___ RECORDS SUPPLIED

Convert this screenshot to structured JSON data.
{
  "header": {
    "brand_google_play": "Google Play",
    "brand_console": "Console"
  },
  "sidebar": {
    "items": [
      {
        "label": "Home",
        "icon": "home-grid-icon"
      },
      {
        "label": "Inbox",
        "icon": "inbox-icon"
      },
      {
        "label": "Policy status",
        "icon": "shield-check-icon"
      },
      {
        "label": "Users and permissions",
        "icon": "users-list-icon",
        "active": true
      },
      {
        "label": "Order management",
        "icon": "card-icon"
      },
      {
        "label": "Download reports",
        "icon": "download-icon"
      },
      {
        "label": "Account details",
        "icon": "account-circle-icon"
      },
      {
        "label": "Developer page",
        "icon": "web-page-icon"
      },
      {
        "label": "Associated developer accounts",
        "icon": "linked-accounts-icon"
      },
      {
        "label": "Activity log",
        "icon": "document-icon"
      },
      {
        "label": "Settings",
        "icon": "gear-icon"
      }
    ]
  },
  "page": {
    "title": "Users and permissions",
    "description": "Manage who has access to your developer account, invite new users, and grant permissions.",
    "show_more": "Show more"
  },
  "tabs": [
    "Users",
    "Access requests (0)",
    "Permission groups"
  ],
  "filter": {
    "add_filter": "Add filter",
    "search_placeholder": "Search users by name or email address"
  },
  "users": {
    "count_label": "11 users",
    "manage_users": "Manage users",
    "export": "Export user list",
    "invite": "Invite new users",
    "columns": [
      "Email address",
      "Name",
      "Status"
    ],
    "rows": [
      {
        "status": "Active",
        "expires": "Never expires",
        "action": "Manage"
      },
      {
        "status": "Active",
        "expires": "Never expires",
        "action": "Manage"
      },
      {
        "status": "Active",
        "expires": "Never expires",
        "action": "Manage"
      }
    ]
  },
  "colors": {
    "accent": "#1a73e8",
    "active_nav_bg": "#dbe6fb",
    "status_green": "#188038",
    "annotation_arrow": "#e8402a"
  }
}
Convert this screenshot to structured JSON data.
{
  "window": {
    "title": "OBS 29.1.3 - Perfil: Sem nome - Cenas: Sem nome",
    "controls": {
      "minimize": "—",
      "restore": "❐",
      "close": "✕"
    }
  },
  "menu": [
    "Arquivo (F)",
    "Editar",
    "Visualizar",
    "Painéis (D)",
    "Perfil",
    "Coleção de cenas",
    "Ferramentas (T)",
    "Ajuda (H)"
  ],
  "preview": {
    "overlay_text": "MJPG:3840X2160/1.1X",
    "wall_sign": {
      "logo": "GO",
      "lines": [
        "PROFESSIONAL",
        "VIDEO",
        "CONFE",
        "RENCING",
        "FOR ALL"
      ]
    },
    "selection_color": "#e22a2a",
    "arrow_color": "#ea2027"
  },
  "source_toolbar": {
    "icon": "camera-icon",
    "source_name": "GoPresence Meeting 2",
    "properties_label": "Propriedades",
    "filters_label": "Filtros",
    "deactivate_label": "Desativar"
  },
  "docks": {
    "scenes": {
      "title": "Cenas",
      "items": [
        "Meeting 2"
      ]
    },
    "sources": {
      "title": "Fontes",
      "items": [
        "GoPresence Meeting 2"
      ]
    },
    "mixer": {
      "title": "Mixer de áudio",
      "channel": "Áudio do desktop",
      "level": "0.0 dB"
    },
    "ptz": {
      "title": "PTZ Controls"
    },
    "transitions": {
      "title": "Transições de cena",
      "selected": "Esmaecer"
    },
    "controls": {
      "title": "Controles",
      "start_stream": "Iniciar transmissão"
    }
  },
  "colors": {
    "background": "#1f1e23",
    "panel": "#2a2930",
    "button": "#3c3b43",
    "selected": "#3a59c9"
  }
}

______
___ RECORDS SUPPLIED

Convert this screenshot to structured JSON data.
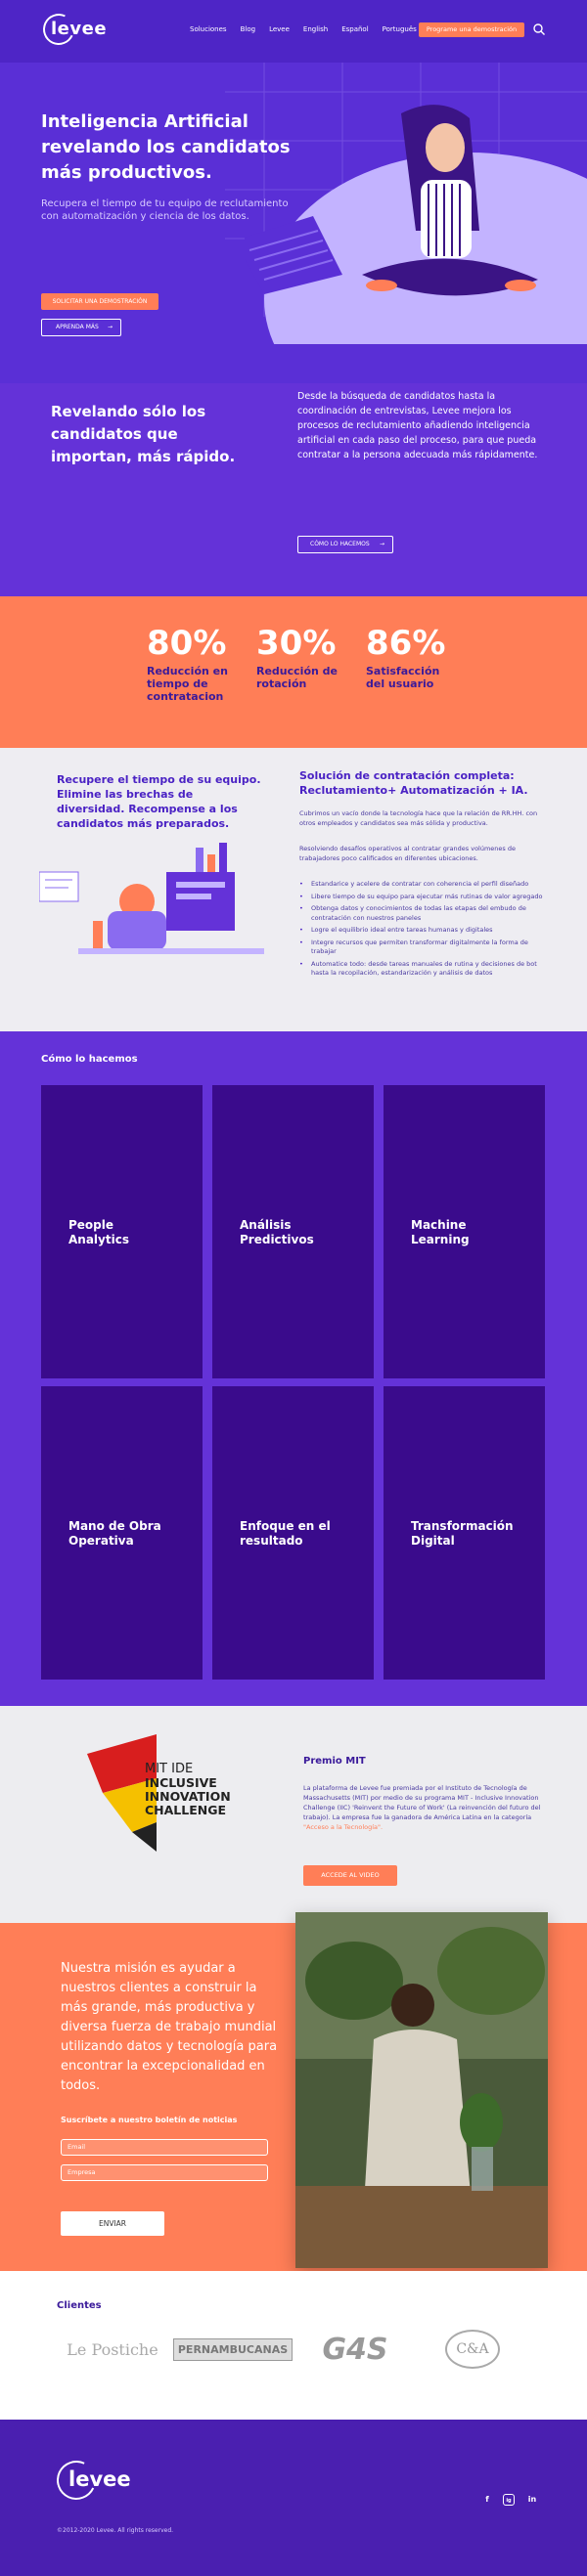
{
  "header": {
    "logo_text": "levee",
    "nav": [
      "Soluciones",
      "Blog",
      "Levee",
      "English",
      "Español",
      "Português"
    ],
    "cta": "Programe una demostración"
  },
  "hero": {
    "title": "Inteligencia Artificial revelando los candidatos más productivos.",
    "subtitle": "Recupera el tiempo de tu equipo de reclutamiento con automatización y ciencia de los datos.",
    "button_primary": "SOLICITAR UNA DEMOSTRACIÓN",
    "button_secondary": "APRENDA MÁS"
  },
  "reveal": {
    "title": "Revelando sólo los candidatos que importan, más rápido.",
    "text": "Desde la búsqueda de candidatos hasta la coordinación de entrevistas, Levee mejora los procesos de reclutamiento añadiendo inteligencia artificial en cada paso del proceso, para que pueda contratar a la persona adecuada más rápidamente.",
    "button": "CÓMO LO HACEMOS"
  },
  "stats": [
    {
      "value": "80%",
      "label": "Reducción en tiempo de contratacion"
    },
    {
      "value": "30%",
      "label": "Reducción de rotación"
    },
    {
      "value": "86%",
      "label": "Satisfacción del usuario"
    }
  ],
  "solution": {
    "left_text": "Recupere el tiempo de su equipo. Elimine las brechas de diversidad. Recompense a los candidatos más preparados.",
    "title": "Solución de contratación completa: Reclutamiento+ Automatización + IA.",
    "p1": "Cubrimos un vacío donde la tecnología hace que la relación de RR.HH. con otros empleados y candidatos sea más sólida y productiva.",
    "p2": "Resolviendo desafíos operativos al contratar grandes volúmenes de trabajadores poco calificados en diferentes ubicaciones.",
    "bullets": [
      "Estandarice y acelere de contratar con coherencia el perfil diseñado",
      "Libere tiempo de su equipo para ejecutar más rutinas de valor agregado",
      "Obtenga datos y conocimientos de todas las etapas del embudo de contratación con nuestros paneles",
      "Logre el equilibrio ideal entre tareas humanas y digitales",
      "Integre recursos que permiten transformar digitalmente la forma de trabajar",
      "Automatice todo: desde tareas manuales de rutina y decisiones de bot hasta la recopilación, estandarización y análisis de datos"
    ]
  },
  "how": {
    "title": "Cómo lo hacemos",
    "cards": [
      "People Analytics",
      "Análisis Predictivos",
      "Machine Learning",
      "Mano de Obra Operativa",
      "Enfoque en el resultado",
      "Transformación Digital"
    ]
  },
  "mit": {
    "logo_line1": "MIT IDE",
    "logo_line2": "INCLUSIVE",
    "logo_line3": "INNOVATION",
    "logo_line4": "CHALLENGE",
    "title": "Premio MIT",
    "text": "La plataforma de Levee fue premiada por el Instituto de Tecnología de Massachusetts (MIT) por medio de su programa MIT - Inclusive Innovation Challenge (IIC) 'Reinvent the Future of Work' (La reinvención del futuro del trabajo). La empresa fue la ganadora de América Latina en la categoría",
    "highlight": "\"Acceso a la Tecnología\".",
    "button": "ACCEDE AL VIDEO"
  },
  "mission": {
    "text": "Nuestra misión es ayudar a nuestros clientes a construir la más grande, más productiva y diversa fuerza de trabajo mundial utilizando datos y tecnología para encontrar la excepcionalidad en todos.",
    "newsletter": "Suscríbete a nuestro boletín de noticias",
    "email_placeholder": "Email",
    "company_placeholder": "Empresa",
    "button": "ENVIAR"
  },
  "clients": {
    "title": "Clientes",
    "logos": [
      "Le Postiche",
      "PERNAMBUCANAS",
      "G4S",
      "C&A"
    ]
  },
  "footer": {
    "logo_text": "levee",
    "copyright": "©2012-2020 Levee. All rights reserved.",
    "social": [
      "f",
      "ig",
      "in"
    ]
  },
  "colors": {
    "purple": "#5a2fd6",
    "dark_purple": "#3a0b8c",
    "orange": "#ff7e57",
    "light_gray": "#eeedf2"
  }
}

______
___ RECORDS SUPPLIED

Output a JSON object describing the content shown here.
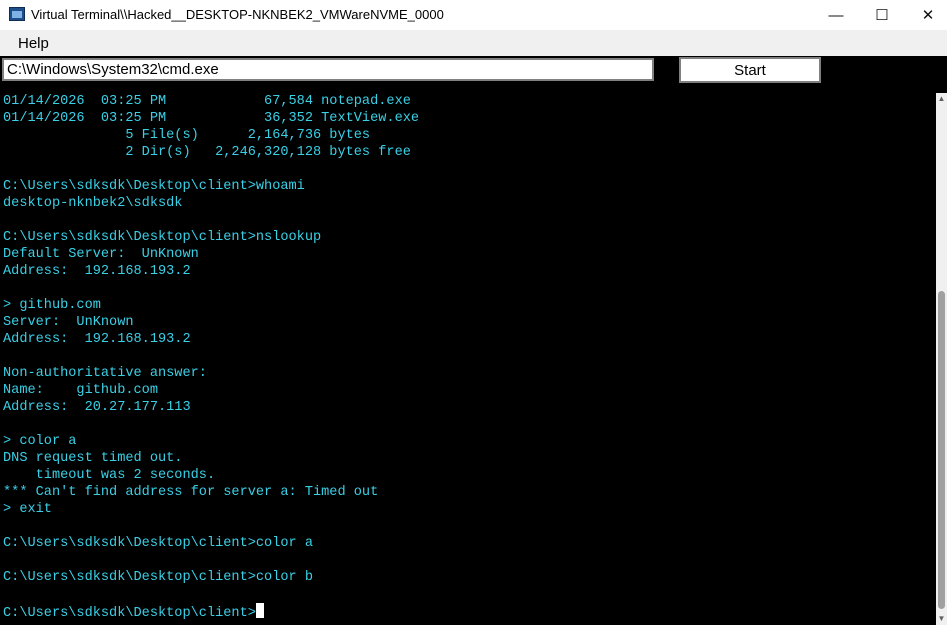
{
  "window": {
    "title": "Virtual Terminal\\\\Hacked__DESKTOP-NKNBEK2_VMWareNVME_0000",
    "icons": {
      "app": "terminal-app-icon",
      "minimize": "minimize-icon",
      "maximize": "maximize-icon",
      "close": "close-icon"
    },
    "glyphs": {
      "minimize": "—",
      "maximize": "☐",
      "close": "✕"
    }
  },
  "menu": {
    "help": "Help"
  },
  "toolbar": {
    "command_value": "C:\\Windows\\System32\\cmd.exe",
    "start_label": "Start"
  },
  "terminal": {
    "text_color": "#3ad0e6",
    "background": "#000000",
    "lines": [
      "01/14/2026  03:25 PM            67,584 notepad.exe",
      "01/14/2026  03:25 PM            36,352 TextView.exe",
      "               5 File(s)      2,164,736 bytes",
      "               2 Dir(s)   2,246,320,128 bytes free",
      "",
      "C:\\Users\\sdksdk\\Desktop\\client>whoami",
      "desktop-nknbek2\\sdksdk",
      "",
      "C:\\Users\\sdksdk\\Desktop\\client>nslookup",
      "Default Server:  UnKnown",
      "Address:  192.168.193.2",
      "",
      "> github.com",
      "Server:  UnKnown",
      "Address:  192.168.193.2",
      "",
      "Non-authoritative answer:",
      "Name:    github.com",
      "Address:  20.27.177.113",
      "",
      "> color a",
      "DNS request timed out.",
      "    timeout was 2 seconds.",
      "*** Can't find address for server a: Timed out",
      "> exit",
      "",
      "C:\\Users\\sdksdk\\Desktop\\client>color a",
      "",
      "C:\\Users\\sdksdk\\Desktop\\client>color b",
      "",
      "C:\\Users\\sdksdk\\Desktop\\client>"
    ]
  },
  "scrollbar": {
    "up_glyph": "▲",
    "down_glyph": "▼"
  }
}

______

[DO THIS] Say how many lines in the records hold "contratación", with the number as the whole reply.

[FINAL RESULT] 2